#### [Your objective]
Skip the images. Copy the records exactly as written.

#### [Supplied information]
──────

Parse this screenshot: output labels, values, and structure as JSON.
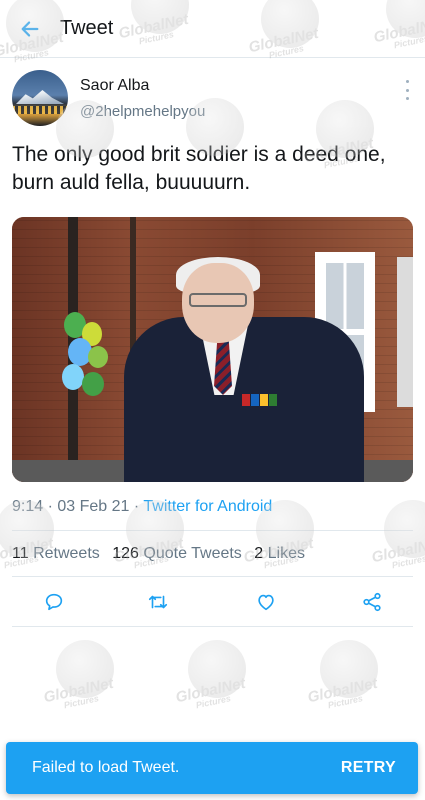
{
  "header": {
    "title": "Tweet",
    "back_icon": "arrow-left-icon"
  },
  "author": {
    "name": "Saor Alba",
    "handle": "@2helpmehelpyou"
  },
  "tweet": {
    "text": "The only good brit soldier is a deed one, burn auld fella, buuuuurn.",
    "time": "9:14",
    "date": "03 Feb 21",
    "source": "Twitter for Android"
  },
  "stats": {
    "retweets_count": "11",
    "retweets_label": "Retweets",
    "quotes_count": "126",
    "quotes_label": "Quote Tweets",
    "likes_count": "2",
    "likes_label": "Likes"
  },
  "snackbar": {
    "message": "Failed to load Tweet.",
    "action": "RETRY"
  },
  "watermark": {
    "brand": "GlobalNet",
    "sub": "Pictures"
  },
  "colors": {
    "accent": "#1da1f2",
    "secondary_text": "#657786",
    "primary_text": "#14171a"
  }
}
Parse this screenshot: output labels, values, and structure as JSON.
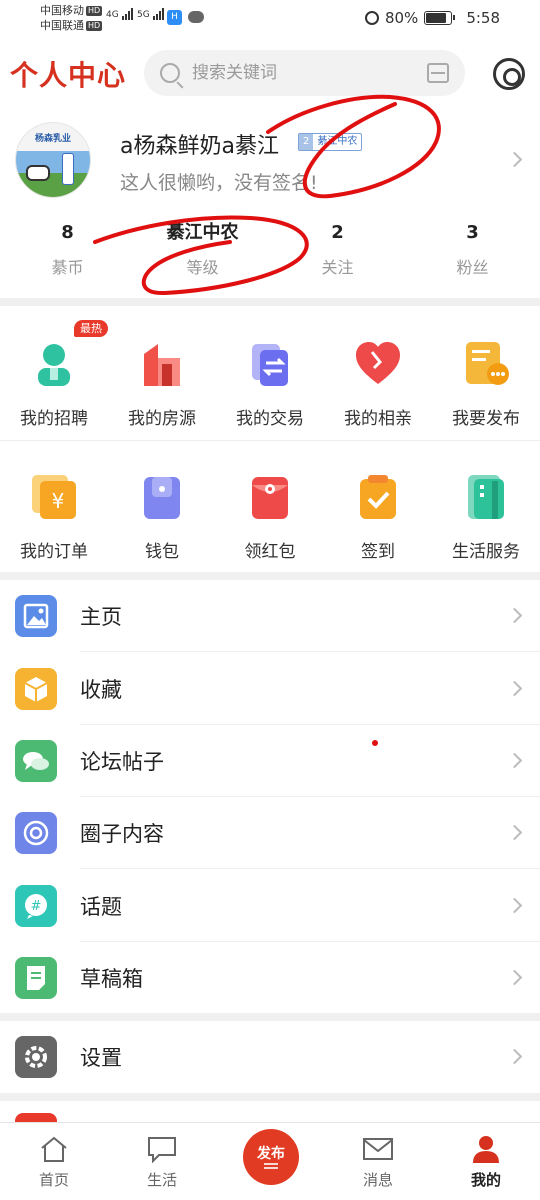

──────

#### [Result of this task]
Parse this screenshot: output labels, values, and structure as JSON.
{
  "header": {
    "title": "Tweet",
    "back_icon": "arrow-left-icon"
  },
  "author": {
    "name": "Saor Alba",
    "handle": "@2helpmehelpyou"
  },
  "tweet": {
    "text": "The only good brit soldier is a deed one, burn auld fella, buuuuurn.",
    "time": "9:14",
    "date": "03 Feb 21",
    "source": "Twitter for Android"
  },
  "stats": {
    "retweets_count": "11",
    "retweets_label": "Retweets",
    "quotes_count": "126",
    "quotes_label": "Quote Tweets",
    "likes_count": "2",
    "likes_label": "Likes"
  },
  "snackbar": {
    "message": "Failed to load Tweet.",
    "action": "RETRY"
  },
  "watermark": {
    "brand": "GlobalNet",
    "sub": "Pictures"
  },
  "colors": {
    "accent": "#1da1f2",
    "secondary_text": "#657786",
    "primary_text": "#14171a"
  }
}
Parse this screenshot: output labels, values, and structure as JSON.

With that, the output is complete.